_Aim_: Report, as a bare number, how many lines of the material below contain the word "name".

_Stored data_:
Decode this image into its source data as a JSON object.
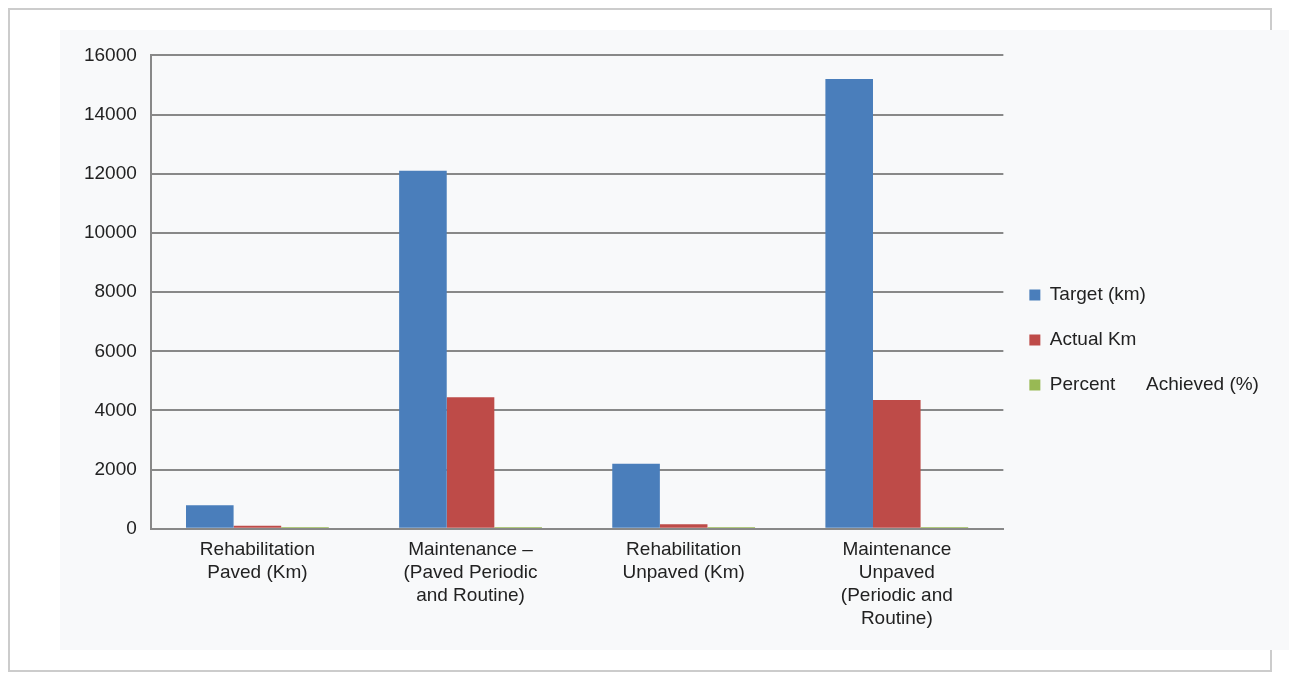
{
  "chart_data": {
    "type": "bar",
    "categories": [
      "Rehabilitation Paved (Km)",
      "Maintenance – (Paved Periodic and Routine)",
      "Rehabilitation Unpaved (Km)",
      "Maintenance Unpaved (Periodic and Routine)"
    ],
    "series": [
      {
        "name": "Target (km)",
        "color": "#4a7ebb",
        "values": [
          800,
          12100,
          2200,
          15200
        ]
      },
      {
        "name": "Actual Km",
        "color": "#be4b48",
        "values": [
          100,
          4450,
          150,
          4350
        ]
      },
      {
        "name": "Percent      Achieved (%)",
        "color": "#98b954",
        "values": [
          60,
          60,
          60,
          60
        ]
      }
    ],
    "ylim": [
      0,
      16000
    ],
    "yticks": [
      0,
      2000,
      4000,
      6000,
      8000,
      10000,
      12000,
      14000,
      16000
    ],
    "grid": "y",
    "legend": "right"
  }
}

_Worked solution_: 3